Stored entries
____________
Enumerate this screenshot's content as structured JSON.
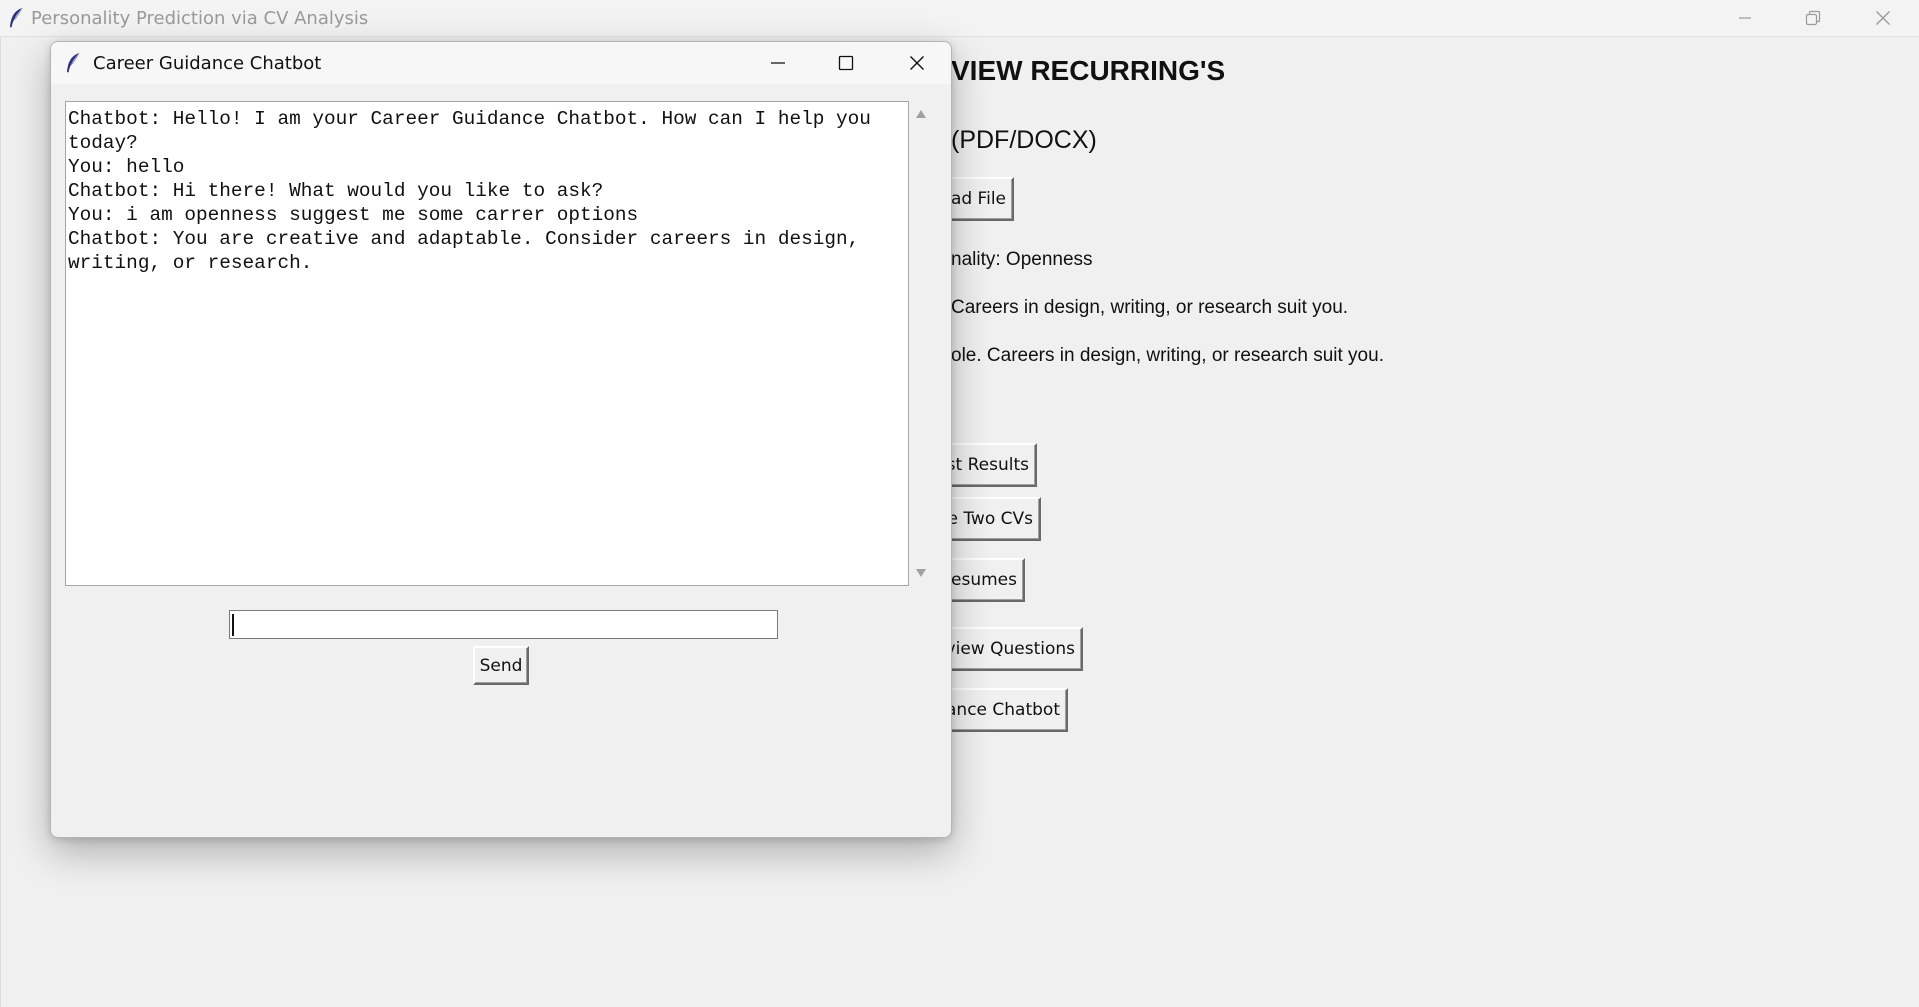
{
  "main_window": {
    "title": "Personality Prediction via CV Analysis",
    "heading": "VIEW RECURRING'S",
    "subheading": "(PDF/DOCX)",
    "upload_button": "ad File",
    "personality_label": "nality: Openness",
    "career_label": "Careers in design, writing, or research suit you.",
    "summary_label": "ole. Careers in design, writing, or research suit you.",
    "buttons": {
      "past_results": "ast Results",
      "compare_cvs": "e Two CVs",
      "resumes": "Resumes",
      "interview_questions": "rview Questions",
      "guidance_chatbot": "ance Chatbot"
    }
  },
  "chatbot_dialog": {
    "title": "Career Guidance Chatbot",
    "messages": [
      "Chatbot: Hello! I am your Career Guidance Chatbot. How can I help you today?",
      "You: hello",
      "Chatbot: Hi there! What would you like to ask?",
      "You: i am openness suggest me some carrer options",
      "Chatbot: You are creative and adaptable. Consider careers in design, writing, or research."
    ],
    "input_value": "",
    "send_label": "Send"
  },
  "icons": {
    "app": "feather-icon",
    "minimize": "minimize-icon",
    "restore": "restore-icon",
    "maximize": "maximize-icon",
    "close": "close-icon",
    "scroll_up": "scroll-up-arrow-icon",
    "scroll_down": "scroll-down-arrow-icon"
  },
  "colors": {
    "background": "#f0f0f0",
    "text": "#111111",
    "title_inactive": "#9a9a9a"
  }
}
____________
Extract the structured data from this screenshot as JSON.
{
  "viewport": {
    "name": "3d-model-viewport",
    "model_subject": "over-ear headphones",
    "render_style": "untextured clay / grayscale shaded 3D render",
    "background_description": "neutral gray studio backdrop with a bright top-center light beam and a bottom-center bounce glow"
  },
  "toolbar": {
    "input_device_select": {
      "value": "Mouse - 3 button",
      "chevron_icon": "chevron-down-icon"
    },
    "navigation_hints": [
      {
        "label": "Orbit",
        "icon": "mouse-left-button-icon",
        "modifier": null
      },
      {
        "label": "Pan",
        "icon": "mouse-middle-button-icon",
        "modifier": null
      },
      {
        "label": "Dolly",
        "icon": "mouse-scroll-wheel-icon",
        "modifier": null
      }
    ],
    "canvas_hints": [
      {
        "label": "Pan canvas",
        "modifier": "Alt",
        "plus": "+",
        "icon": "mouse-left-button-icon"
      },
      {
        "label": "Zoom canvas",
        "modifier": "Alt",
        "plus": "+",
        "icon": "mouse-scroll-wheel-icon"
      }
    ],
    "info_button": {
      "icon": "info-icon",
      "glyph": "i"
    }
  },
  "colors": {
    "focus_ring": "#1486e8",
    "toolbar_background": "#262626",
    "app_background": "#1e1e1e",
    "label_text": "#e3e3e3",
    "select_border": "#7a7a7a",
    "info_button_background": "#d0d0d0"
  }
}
____________
Task directions:
Gather each line in these records that contains the string "suit".

Complete answer:
    "career_label": "Careers in design, writing, or research suit you.",
    "summary_label": "ole. Careers in design, writing, or research suit you.",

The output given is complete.